→ Source records
## START
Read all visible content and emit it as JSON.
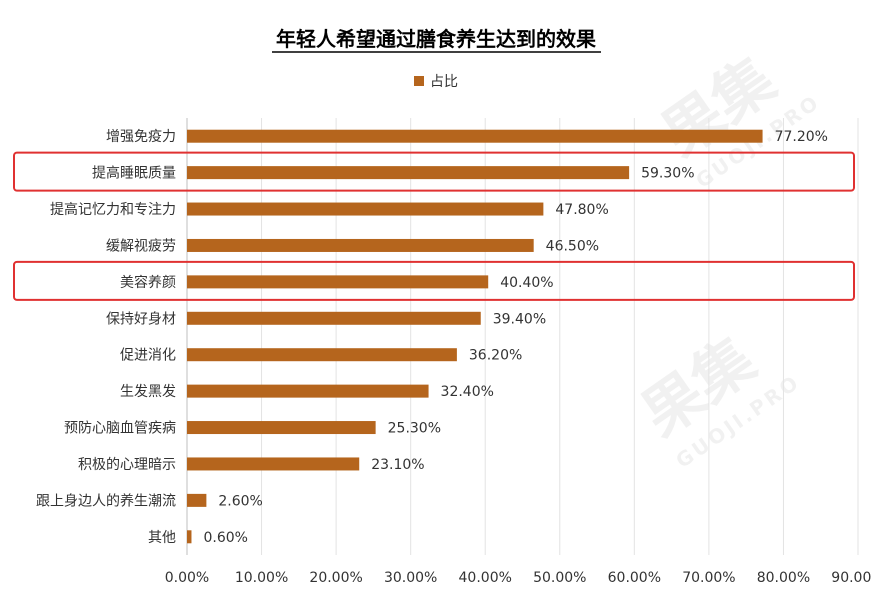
{
  "chart_data": {
    "type": "bar",
    "orientation": "horizontal",
    "title": "年轻人希望通过膳食养生达到的效果",
    "legend": {
      "position": "top",
      "entries": [
        "占比"
      ]
    },
    "series": [
      {
        "name": "占比",
        "color": "#b5651d",
        "values": [
          77.2,
          59.3,
          47.8,
          46.5,
          40.4,
          39.4,
          36.2,
          32.4,
          25.3,
          23.1,
          2.6,
          0.6
        ]
      }
    ],
    "categories": [
      "增强免疫力",
      "提高睡眠质量",
      "提高记忆力和专注力",
      "缓解视疲劳",
      "美容养颜",
      "保持好身材",
      "促进消化",
      "生发黑发",
      "预防心脑血管疾病",
      "积极的心理暗示",
      "跟上身边人的养生潮流",
      "其他"
    ],
    "data_labels": [
      "77.20%",
      "59.30%",
      "47.80%",
      "46.50%",
      "40.40%",
      "39.40%",
      "36.20%",
      "32.40%",
      "25.30%",
      "23.10%",
      "2.60%",
      "0.60%"
    ],
    "x_ticks": [
      "0.00%",
      "10.00%",
      "20.00%",
      "30.00%",
      "40.00%",
      "50.00%",
      "60.00%",
      "70.00%",
      "80.00%",
      "90.00%"
    ],
    "xlim": [
      0,
      90
    ],
    "gridlines": true,
    "highlighted_categories": [
      "提高睡眠质量",
      "美容养颜"
    ],
    "highlight_color": "#e03131"
  },
  "watermark": {
    "brand": "果集",
    "sub": "GUOJI.PRO"
  }
}
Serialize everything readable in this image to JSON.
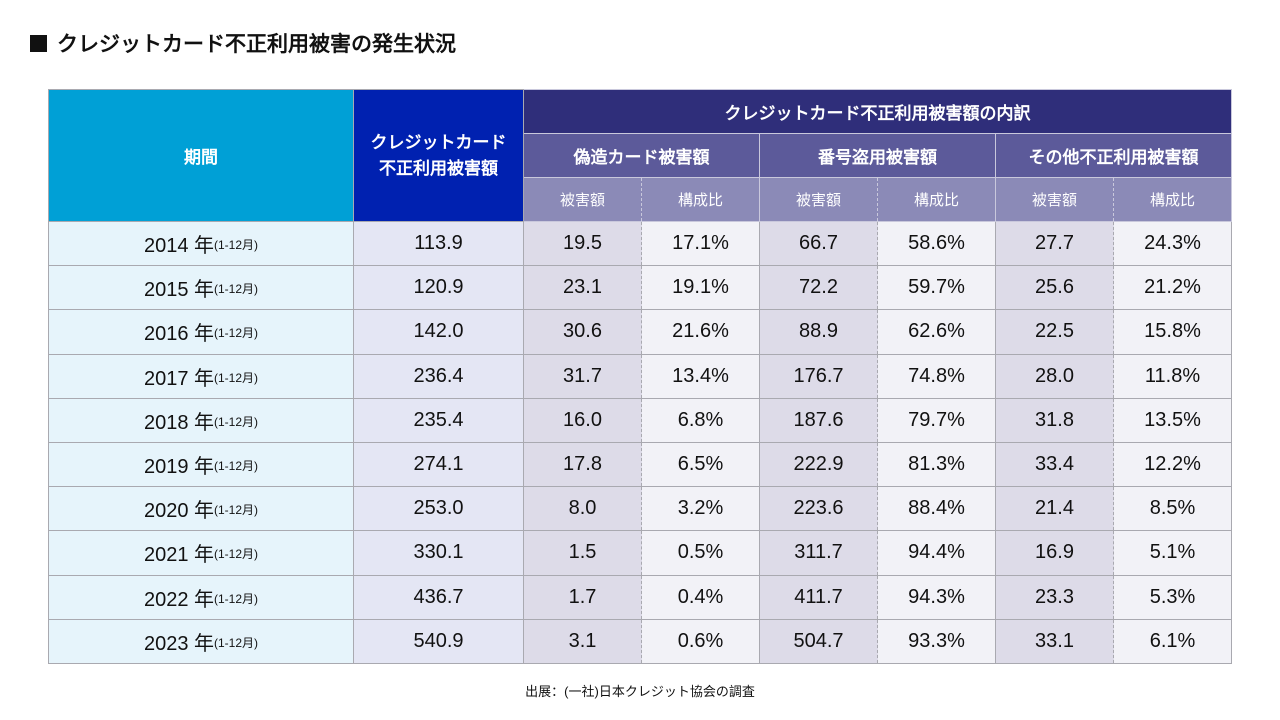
{
  "title": "クレジットカード不正利用被害の発生状況",
  "table": {
    "header": {
      "period": "期間",
      "total_line1": "クレジットカード",
      "total_line2": "不正利用被害額",
      "breakdown": "クレジットカード不正利用被害額の内訳",
      "groups": [
        "偽造カード被害額",
        "番号盗用被害額",
        "その他不正利用被害額"
      ],
      "amount": "被害額",
      "ratio": "構成比"
    },
    "rows": [
      {
        "year": "2014 年",
        "range": "(1-12月)",
        "total": "113.9",
        "c": [
          "19.5",
          "17.1%",
          "66.7",
          "58.6%",
          "27.7",
          "24.3%"
        ]
      },
      {
        "year": "2015 年",
        "range": "(1-12月)",
        "total": "120.9",
        "c": [
          "23.1",
          "19.1%",
          "72.2",
          "59.7%",
          "25.6",
          "21.2%"
        ]
      },
      {
        "year": "2016 年",
        "range": "(1-12月)",
        "total": "142.0",
        "c": [
          "30.6",
          "21.6%",
          "88.9",
          "62.6%",
          "22.5",
          "15.8%"
        ]
      },
      {
        "year": "2017 年",
        "range": "(1-12月)",
        "total": "236.4",
        "c": [
          "31.7",
          "13.4%",
          "176.7",
          "74.8%",
          "28.0",
          "11.8%"
        ]
      },
      {
        "year": "2018 年",
        "range": "(1-12月)",
        "total": "235.4",
        "c": [
          "16.0",
          "6.8%",
          "187.6",
          "79.7%",
          "31.8",
          "13.5%"
        ]
      },
      {
        "year": "2019 年",
        "range": "(1-12月)",
        "total": "274.1",
        "c": [
          "17.8",
          "6.5%",
          "222.9",
          "81.3%",
          "33.4",
          "12.2%"
        ]
      },
      {
        "year": "2020 年",
        "range": "(1-12月)",
        "total": "253.0",
        "c": [
          "8.0",
          "3.2%",
          "223.6",
          "88.4%",
          "21.4",
          "8.5%"
        ]
      },
      {
        "year": "2021 年",
        "range": "(1-12月)",
        "total": "330.1",
        "c": [
          "1.5",
          "0.5%",
          "311.7",
          "94.4%",
          "16.9",
          "5.1%"
        ]
      },
      {
        "year": "2022 年",
        "range": "(1-12月)",
        "total": "436.7",
        "c": [
          "1.7",
          "0.4%",
          "411.7",
          "94.3%",
          "23.3",
          "5.3%"
        ]
      },
      {
        "year": "2023 年",
        "range": "(1-12月)",
        "total": "540.9",
        "c": [
          "3.1",
          "0.6%",
          "504.7",
          "93.3%",
          "33.1",
          "6.1%"
        ]
      }
    ]
  },
  "source": "出展：(一社)日本クレジット協会の調査",
  "colors": {
    "period_header": "#00a0d6",
    "total_header": "#0021b0",
    "breakdown_header": "#2f2e7a",
    "group_header": "#5c5a9a",
    "sub_header": "#8b8ab7"
  }
}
## END
→ Set exercise
Count every line of the records that holds the string "JSON". Write only the total.

→ Solved problem
2